(Data items)
►
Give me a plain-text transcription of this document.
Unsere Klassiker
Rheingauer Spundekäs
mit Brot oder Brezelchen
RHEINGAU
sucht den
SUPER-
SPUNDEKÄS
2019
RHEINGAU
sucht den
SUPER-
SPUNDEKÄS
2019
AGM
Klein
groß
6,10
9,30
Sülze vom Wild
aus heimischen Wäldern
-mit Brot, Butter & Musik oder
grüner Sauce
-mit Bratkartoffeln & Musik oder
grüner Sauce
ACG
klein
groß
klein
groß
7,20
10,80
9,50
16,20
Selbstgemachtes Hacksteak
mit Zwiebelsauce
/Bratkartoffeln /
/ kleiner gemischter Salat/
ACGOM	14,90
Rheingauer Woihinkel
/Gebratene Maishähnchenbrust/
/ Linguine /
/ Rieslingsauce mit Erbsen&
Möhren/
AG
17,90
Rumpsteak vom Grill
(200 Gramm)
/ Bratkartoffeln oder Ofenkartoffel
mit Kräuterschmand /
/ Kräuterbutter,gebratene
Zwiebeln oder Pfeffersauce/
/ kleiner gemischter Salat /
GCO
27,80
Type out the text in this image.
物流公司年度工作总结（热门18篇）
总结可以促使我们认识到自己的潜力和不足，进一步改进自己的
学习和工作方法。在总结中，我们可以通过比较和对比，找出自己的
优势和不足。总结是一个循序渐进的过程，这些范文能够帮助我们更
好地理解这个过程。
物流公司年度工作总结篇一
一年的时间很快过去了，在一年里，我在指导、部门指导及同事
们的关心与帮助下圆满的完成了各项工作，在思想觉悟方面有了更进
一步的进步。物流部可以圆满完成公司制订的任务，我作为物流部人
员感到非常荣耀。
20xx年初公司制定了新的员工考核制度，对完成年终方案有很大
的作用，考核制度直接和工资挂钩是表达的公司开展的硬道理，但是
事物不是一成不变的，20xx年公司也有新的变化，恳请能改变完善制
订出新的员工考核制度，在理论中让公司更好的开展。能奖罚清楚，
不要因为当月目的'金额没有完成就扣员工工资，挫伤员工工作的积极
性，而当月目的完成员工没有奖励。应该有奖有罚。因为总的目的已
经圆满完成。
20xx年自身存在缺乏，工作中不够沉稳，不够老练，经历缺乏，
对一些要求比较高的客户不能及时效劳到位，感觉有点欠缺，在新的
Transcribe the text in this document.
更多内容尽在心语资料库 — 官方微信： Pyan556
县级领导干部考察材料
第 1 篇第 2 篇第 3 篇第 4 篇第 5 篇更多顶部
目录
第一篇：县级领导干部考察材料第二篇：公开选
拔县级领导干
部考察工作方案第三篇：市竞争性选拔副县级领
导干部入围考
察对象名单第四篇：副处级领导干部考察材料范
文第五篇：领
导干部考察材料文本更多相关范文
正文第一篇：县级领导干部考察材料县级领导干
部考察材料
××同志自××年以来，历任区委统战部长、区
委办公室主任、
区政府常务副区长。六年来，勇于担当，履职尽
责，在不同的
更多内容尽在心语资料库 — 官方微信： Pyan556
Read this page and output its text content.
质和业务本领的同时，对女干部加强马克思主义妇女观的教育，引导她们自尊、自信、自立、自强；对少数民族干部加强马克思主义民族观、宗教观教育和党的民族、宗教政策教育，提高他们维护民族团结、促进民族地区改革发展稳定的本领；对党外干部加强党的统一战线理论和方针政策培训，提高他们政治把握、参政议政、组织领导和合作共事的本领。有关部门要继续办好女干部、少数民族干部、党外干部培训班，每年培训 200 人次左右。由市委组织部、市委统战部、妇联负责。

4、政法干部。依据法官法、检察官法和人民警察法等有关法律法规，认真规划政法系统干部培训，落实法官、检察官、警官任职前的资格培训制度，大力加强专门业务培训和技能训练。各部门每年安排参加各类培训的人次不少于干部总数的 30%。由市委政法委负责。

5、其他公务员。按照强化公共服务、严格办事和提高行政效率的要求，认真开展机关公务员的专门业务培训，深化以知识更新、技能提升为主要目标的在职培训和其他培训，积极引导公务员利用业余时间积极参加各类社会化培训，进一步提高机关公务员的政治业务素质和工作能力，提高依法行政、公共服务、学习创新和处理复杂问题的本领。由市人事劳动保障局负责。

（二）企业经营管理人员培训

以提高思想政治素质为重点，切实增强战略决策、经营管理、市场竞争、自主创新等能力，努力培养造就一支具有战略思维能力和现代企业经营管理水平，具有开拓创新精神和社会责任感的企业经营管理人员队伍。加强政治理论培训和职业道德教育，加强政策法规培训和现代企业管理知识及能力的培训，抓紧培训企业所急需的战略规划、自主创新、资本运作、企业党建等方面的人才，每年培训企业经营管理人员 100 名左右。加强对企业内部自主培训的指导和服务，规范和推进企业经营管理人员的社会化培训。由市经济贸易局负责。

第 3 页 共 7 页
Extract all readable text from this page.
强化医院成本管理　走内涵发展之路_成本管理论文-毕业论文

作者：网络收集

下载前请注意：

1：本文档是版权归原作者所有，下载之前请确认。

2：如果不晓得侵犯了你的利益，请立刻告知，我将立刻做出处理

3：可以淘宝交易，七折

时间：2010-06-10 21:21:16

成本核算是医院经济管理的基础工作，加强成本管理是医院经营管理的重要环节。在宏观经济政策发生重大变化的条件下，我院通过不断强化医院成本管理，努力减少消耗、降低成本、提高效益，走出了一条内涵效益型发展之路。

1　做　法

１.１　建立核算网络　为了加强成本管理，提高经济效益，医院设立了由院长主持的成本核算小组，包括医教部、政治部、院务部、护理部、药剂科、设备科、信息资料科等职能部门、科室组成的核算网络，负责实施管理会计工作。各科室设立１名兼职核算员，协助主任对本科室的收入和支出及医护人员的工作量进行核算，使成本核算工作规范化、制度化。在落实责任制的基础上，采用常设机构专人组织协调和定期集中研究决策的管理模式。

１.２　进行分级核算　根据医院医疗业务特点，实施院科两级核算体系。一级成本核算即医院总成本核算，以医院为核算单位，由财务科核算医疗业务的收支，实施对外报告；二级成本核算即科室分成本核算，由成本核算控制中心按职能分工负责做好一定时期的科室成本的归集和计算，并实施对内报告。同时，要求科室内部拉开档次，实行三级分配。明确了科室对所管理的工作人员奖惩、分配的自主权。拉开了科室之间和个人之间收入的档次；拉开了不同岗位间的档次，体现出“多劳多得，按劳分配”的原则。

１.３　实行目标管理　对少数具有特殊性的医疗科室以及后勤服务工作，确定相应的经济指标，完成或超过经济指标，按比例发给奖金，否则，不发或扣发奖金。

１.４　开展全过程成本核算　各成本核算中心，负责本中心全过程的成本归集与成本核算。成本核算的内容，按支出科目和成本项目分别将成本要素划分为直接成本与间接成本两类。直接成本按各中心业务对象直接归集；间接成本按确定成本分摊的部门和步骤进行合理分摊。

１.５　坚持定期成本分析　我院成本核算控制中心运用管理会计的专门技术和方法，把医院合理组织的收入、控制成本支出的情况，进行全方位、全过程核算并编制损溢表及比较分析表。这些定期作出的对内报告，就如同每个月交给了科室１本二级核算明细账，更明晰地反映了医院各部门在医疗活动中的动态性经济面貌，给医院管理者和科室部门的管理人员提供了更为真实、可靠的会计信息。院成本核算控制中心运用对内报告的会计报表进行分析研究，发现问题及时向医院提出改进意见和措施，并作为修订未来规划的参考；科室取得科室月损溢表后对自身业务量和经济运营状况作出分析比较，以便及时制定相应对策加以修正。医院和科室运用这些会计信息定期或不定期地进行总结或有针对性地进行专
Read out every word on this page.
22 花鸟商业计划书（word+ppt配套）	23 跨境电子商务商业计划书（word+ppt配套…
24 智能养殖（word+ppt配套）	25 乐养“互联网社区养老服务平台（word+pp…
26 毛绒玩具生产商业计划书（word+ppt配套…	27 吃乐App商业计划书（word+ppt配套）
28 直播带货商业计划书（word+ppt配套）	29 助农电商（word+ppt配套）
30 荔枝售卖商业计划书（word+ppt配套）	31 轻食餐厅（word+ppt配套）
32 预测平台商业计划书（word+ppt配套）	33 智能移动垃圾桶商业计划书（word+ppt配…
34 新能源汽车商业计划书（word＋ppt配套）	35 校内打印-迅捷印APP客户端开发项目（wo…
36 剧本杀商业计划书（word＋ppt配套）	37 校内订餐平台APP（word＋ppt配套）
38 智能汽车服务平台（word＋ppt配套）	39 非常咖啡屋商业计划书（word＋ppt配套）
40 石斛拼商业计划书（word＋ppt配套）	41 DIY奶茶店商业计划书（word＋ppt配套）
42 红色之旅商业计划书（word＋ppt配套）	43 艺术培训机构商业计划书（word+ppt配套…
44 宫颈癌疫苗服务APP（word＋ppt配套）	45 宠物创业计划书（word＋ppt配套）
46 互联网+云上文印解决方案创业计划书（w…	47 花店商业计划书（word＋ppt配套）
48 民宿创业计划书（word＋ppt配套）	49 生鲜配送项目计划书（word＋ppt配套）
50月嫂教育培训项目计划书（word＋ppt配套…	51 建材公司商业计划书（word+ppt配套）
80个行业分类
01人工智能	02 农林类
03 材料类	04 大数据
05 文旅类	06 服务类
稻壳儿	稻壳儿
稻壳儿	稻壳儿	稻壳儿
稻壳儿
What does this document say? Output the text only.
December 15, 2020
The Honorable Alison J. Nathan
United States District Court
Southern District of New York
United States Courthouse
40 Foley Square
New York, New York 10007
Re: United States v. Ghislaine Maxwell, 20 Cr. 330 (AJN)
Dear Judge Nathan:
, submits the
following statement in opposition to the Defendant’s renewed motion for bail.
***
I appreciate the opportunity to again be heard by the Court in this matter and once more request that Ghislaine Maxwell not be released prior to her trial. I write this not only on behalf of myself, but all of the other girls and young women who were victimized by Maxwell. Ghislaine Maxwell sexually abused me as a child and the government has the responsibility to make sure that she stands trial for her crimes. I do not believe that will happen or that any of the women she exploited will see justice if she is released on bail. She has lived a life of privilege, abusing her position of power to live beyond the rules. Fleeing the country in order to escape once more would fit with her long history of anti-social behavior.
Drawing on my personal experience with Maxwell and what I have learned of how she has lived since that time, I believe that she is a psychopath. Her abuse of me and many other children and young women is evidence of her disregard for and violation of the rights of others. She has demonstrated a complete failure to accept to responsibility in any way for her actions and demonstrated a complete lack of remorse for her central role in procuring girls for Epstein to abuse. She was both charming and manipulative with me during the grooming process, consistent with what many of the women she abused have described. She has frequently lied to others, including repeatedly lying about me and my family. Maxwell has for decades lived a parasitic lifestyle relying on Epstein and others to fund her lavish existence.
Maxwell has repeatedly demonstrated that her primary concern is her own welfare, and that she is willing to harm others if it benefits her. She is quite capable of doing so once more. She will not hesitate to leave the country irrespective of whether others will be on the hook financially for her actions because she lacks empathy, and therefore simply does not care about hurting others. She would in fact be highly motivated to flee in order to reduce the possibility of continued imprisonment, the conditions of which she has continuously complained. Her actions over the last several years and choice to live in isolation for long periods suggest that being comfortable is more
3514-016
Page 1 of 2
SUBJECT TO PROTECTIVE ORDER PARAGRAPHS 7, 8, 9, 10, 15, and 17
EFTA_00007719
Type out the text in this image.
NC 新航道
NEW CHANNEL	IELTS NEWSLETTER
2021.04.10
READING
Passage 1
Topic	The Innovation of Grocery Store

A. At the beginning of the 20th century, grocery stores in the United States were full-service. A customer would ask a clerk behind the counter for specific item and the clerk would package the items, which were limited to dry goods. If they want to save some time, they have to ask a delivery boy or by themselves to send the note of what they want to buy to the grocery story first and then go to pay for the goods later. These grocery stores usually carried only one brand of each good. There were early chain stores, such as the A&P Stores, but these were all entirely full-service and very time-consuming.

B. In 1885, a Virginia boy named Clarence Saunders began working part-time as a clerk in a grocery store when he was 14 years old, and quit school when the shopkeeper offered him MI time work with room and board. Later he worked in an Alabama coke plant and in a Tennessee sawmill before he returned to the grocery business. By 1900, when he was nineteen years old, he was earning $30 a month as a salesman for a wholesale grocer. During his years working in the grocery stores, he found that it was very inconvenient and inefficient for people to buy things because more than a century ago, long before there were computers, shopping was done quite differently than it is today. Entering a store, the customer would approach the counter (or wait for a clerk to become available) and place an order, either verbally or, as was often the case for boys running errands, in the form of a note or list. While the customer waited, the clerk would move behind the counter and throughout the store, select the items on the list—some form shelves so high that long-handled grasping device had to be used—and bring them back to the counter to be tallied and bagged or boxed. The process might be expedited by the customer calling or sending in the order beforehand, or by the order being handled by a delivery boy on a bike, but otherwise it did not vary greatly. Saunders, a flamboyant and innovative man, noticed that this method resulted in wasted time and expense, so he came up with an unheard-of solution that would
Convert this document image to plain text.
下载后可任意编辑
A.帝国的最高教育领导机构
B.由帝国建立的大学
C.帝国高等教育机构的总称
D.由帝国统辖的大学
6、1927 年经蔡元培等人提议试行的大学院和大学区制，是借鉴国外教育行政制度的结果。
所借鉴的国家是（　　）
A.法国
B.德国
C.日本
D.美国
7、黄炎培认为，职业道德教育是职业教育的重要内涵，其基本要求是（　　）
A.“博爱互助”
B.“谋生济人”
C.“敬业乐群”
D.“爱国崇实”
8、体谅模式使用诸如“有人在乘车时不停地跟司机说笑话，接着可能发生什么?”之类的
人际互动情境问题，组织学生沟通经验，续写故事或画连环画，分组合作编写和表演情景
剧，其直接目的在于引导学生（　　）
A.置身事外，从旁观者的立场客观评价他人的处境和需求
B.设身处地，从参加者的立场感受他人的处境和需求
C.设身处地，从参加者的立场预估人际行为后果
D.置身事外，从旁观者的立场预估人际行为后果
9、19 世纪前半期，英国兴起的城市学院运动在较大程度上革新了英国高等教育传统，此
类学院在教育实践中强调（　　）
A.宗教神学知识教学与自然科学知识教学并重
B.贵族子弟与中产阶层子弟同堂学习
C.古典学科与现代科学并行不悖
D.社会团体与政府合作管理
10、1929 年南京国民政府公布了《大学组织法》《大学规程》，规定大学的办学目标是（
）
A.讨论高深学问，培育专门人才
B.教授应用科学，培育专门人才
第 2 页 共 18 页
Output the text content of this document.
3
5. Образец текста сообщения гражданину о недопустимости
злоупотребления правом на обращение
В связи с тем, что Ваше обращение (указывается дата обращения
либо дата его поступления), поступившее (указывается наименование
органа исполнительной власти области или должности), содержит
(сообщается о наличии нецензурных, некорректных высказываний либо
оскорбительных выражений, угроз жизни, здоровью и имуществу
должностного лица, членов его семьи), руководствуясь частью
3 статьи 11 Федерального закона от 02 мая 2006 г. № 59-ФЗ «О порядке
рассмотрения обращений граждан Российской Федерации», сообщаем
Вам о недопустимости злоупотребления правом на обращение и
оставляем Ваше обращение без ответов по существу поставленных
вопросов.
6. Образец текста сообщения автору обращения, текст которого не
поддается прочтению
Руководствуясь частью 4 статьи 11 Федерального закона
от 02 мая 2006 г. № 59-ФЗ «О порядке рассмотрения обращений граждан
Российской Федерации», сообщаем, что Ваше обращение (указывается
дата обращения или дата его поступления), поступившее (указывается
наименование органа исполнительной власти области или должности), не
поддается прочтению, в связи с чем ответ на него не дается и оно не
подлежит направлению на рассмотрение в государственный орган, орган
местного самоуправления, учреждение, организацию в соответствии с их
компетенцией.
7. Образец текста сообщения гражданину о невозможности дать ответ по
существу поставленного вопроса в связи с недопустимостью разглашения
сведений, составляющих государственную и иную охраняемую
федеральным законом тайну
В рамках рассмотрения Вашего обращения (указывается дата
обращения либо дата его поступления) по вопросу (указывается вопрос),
◄
- **OBJECTIVE**
Identify the lines that contain the string "злоупотребления", and copy every one of them.

- **ANSWER FOR THIS EXERCISE**
злоупотребления правом на обращение
Вам о недопустимости злоупотребления правом на обращение и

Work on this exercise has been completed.